*Do this*. Locate the string "title" throughout the material and copy every line in which it occurs.

*Stored data*.
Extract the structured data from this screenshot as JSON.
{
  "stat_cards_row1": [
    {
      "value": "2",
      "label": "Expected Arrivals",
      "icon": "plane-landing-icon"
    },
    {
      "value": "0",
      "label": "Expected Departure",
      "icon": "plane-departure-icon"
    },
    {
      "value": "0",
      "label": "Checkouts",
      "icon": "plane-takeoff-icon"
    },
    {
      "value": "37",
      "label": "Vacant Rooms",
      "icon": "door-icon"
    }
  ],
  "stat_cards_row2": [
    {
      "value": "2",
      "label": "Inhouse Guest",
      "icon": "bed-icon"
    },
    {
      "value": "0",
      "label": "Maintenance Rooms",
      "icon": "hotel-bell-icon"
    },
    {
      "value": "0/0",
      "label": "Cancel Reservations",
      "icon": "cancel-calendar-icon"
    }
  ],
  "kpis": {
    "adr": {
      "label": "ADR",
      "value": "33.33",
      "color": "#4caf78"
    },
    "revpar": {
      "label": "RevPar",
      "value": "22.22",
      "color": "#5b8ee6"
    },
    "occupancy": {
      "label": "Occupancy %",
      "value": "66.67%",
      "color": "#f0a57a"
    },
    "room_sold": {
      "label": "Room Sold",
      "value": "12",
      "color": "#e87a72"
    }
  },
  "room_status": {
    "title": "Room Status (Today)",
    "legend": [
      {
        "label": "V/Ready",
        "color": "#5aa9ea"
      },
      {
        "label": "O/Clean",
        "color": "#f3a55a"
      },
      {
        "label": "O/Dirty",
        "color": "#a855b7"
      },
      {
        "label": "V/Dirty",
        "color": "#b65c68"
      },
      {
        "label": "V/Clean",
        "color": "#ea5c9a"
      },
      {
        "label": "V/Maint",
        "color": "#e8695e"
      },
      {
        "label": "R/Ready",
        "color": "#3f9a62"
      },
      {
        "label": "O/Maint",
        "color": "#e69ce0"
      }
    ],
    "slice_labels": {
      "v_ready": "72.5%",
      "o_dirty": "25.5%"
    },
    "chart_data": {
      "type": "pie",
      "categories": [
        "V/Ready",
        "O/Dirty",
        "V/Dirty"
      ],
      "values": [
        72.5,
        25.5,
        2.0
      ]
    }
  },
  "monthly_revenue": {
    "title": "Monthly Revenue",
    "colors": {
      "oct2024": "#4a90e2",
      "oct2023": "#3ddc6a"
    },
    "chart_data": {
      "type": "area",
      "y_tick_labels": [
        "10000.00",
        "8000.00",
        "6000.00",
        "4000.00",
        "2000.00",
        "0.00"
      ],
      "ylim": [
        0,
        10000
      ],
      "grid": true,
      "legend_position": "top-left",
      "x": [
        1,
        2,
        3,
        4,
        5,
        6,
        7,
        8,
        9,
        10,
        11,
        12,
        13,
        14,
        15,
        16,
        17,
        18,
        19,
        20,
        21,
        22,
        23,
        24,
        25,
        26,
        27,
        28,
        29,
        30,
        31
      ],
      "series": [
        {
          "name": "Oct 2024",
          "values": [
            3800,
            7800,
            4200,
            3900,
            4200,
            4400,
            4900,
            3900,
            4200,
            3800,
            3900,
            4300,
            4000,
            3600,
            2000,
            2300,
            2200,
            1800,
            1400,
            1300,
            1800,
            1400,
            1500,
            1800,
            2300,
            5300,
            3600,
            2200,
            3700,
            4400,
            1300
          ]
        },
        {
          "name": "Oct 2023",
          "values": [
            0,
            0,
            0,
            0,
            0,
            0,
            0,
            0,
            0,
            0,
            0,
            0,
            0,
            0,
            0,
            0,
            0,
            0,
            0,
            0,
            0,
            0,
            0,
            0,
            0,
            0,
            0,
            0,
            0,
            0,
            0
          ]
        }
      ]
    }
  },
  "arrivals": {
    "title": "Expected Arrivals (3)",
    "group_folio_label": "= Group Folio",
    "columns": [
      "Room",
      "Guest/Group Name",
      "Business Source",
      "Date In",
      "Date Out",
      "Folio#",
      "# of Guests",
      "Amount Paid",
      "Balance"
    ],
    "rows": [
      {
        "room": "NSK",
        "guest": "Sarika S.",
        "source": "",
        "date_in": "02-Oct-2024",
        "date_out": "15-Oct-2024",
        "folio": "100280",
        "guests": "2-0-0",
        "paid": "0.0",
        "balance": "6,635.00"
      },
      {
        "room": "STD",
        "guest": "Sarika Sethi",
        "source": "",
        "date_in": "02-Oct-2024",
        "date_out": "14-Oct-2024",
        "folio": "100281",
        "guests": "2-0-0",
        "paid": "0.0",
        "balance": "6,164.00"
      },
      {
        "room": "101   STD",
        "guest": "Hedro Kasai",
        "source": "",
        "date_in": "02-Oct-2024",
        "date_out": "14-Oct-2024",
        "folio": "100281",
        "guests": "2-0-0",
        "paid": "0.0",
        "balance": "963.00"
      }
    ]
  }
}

*Response for this exercise*.
    "title": "Room Status (Today)",
    "title": "Monthly Revenue",
    "title": "Expected Arrivals (3)",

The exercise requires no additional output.